▶ _Source excerpt_
§

Are you excited to start 2021 and to make some changes to become a new and better you? Why is it that when the new year rolls around, people feel motivated to make major changes? It’s invigorating to envision yourself reaching your goals and putting the previous year’s baggage behind you.
It would help if you took time to reflect on the past year, the milestones you accomplished, and the things you could have done differently. If you’re like most, then you made resolutions and set new goals for the year. The shocking thing is that many have already lost steam so early in the race.
It’s easy to start the new year with a bang, but you suddenly slip back into your old habits with ease. Why is it so easy to lose your gusto? Well, motivation is not an easy thing, especially when it requires you to boost your esteem rather than someone else.
Thankfully, the past doesn’t need to dictate the future. You can be successful this year and perform better than before. The key is that you will need to make a few adjustments to your mindset.
Four Actionable Hacks Help You to Reach Your Goals
Jade Wu Ph.D. is a behavioral psychologist who is affiliated with Duke University. A recent article she wrote on Psychology Today was eye-opening about reaching your goals by simply changing your mindset. Could your methods to reach your objectives in life be incorrect? By following a few simple hacks, you can reach your goals for this year and your life.
1. Focus on Learning Rather Than Performance
Are you one of the people that gets caught up in performance rather than learning a lesson? So many set goals because they want to achieve something tangible to boost their ego. For instance, you may say that you want to lose 15 pounds or enter the marathon in your local city.

§

Data list
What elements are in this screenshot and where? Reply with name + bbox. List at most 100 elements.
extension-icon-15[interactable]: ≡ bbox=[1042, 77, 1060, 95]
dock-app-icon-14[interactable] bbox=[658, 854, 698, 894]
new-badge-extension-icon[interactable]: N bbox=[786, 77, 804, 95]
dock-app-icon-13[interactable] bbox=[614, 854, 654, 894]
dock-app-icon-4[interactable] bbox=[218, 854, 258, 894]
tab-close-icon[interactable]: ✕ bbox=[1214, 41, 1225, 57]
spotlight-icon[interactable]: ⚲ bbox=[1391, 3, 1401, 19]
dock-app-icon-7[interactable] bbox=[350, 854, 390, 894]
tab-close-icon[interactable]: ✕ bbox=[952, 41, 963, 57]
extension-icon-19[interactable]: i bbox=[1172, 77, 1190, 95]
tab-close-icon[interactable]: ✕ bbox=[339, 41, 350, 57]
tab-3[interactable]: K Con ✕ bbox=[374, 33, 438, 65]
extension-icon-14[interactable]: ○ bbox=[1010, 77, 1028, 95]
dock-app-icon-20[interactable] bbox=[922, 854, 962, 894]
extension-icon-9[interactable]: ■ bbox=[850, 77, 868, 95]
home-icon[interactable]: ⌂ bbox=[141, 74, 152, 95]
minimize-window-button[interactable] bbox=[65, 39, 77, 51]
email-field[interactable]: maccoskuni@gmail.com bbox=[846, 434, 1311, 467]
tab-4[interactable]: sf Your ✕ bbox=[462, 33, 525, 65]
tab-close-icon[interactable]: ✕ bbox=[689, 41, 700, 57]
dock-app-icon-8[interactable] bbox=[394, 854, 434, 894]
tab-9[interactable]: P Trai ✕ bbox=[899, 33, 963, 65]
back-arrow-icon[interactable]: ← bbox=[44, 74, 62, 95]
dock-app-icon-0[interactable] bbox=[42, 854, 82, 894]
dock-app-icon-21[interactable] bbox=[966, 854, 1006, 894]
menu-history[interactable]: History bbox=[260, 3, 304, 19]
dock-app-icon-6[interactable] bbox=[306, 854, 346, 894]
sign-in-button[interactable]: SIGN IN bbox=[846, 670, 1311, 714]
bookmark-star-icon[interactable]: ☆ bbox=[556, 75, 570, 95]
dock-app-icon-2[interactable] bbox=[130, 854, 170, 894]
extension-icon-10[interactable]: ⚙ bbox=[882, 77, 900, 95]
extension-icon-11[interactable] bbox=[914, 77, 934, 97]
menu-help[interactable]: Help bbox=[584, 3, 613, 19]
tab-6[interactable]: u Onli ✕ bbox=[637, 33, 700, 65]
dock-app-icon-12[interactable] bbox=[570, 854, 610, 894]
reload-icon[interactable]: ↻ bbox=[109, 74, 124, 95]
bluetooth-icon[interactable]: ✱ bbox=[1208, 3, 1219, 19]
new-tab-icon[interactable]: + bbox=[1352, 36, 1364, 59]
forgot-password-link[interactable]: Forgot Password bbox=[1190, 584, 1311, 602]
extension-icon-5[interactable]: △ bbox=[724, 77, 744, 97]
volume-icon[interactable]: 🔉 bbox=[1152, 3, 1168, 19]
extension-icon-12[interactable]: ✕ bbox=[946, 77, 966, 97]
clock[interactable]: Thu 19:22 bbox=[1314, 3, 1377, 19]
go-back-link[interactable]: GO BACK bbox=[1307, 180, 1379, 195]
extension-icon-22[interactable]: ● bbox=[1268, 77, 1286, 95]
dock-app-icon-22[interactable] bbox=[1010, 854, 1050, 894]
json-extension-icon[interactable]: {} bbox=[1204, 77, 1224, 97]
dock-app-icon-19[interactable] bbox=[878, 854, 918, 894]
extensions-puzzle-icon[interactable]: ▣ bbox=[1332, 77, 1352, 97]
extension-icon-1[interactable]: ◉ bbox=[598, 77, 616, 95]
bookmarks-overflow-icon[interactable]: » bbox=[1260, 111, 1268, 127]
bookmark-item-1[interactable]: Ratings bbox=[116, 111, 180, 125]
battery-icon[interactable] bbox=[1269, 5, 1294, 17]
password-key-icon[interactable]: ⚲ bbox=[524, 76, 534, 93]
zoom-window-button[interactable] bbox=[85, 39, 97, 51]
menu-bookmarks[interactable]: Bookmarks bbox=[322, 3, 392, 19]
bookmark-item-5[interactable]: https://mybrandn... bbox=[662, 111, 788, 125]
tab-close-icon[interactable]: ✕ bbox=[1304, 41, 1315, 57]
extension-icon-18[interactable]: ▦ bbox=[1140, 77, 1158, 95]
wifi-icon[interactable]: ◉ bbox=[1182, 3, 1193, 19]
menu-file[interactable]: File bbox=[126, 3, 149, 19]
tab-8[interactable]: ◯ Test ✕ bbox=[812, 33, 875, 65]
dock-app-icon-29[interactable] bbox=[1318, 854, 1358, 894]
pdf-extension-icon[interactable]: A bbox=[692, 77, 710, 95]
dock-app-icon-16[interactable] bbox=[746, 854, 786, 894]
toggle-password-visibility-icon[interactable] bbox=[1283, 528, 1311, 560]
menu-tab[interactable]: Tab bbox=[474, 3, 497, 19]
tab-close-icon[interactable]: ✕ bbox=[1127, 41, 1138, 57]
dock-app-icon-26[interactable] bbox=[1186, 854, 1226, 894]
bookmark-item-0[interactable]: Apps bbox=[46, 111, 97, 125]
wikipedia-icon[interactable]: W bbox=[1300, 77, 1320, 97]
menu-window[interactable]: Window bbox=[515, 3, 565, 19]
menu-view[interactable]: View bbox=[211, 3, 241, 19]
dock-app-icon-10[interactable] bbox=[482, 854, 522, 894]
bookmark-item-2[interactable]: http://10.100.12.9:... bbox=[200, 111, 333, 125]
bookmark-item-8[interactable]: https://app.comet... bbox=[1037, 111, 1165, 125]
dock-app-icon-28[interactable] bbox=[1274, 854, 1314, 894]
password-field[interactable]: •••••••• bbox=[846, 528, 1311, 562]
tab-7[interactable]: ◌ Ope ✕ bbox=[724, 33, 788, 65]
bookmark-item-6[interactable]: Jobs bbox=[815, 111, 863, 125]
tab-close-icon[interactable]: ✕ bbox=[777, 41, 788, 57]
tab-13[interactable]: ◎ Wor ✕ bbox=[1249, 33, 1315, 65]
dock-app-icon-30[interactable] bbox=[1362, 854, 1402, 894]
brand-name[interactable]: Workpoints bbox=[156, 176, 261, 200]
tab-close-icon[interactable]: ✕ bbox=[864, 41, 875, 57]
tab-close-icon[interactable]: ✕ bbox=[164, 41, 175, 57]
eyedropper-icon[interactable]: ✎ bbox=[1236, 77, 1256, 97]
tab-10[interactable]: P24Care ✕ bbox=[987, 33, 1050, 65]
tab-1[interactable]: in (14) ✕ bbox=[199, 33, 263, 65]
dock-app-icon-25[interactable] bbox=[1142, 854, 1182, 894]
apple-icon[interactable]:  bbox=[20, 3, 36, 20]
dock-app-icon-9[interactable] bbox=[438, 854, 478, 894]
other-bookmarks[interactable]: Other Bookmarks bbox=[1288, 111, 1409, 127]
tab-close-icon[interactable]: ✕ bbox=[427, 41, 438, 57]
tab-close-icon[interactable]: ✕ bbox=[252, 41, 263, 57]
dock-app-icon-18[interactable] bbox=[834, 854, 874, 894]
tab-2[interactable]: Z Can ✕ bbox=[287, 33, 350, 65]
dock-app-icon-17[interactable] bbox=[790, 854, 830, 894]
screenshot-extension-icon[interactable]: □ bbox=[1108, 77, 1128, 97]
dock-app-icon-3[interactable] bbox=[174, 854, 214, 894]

§

▶ _To-do list_
**A.** According to the goal-setting article, with which university is Jade Wu affiliated?
**B.** List the things the goal-setting article says to reflect on when looking back at the previous year.
**C.** Continue the goal-setting article from the point where it stops, picking up its discussion of focusing on learning rather than performance.
The data is not needed for any of the work here.

▶ _Outputs for the tasks_
**A.** Duke University

**B.**
- The past year
- The milestones you accomplished
- The things you could have done differently

**C.**
These goals, while challenging, will give you a visible checkmark on your proverbial list of accomplishments. While it’s always good to cross things off your list, you need to remember that when you set long-term goals based solely on your achievements, they aren’t as effective as setting goals to develop new skills.
When your goals are too specific or concrete, then there’s nowhere to go from there once you achieve them. Take, for example, a college student that is trying to gain knowledge. They may set a goal to complete so many credit hours this year.
Their goal has some performance in it, but their milestone focuses on gaining both knowledge and skills. Thus, they will feel more satisfied when they complete their goal. Reaching your dreams can be achievement-based, such as earning honor roll grades.
Now, what would be an alternative to losing 15 pounds? Rather than saying you want to lose weight, you could set a goal to have a better relationship with food by gaining knowledge of eating right. You can be more specific and say you want to add three new recipes to your collection for healthy dinners.
Setting this type of goal for your health gives you a more detailed target, which in return will feel more achievable to you.
2. Attach a Value to Your Goals
What is your method to decide what goals you want to work on this year? Do you look at what your friends and family are setting as their goals? How do those people form their aspirations?
Many look to an authoritative figure and strive to be like that person. The origin of your aspiration can have a significant impact on whether you will accomplish this task. The best place to set these targets is based on your life values.
Here’s where things get tricky. Many folks confuse goals and values, but they’re not the same. Take, for example, you go with your family to Lake Erie for a boating trip. Your goal is to reach one of the barrier islands, such as Kelly’s or Put-In-Bay.
Once there, you want to soak up some golden rays and have a picnic on the beach. When you put your boat in the water, you have an objective to reach the islands. You can see them in the distance, and you know that you’re going in the right direction. So, the islands would be your goal or what you’re working towards.
Now, your values are like the GPS that’s pointing you in the right direction. Oddly, not everyone will have the same GPS, so there may be slight variations in the journey. The key is to stay focused on the big-picture and the things that matter most as you sail across uncharted waters.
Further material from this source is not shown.